Every line below is to be quoted exactly, with nothing added or dropped.

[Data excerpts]
=====

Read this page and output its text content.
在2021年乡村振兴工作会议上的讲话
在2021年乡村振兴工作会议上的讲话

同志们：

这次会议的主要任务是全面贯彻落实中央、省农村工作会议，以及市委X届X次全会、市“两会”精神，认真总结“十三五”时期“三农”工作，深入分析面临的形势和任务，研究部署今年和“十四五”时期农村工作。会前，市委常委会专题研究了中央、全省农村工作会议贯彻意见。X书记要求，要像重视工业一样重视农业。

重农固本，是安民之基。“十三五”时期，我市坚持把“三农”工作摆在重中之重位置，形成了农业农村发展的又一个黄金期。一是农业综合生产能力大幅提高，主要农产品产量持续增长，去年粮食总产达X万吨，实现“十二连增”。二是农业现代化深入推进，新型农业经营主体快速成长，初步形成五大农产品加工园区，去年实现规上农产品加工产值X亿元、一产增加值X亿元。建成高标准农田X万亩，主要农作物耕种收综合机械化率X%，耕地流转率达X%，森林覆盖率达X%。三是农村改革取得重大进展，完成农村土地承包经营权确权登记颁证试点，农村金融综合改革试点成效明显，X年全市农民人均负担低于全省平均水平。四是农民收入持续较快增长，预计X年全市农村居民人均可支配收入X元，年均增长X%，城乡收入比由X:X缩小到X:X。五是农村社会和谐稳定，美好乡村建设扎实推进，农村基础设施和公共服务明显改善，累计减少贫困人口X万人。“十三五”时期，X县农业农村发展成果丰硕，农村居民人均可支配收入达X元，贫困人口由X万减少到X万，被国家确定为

=====

• [ANSWER IN FULL]:
Read this page and output its text content.
在2021年乡村振兴工作会议上的讲话
在2021年乡村振兴工作会议上的讲话

同志们：

这次会议的主要任务是全面贯彻落实中央、省农村工作会议，以及市委X届X次全会、市“两会”精神，认真总结“十三五”时期“三农”工作，深入分析面临的形势和任务，研究部署今年和“十四五”时期农村工作。会前，市委常委会专题研究了中央、全省农村工作会议贯彻意见。X书记要求，要像重视工业一样重视农业。

重农固本，是安民之基。“十三五”时期，我市坚持把“三农”工作摆在重中之重位置，形成了农业农村发展的又一个黄金期。一是农业综合生产能力大幅提高，主要农产品产量持续增长，去年粮食总产达X万吨，实现“十二连增”。二是农业现代化深入推进，新型农业经营主体快速成长，初步形成五大农产品加工园区，去年实现规上农产品加工产值X亿元、一产增加值X亿元。建成高标准农田X万亩，主要农作物耕种收综合机械化率X%，耕地流转率达X%，森林覆盖率达X%。三是农村改革取得重大进展，完成农村土地承包经营权确权登记颁证试点，农村金融综合改革试点成效明显，X年全市农民人均负担低于全省平均水平。四是农民收入持续较快增长，预计X年全市农村居民人均可支配收入X元，年均增长X%，城乡收入比由X:X缩小到X:X。五是农村社会和谐稳定，美好乡村建设扎实推进，农村基础设施和公共服务明显改善，累计减少贫困人口X万人。“十三五”时期，X县农业农村发展成果丰硕，农村居民人均可支配收入达X元，贫困人口由X万减少到X万，被国家确定为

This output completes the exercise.